━━━ The records

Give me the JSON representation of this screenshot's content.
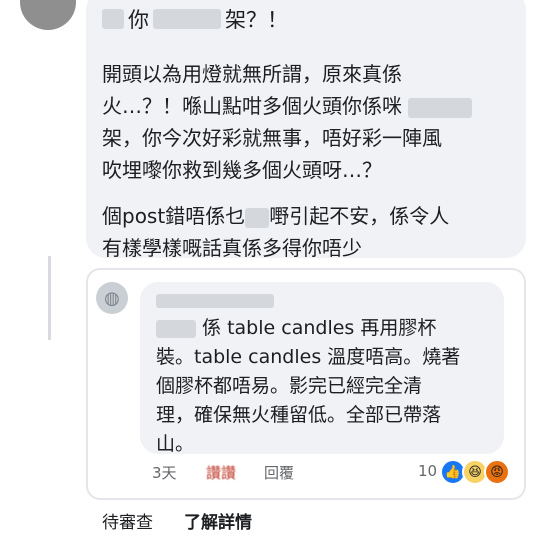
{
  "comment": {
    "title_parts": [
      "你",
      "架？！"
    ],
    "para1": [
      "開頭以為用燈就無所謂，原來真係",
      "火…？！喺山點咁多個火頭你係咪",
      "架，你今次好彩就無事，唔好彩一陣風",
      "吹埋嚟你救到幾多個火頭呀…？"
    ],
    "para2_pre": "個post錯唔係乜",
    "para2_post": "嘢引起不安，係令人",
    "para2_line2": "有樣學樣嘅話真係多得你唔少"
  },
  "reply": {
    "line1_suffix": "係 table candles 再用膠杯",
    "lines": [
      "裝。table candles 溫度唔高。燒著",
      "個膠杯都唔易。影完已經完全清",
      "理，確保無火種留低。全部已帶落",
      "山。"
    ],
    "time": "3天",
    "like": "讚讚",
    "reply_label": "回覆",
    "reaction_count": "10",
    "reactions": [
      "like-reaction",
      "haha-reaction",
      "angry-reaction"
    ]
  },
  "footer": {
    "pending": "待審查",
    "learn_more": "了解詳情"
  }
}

━━━━━━

### Your objective
Gather and return every line that holds the string "candles".

### Output for this exercise
    "line1_suffix": "係 table candles 再用膠杯",
      "裝。table candles 溫度唔高。燒著",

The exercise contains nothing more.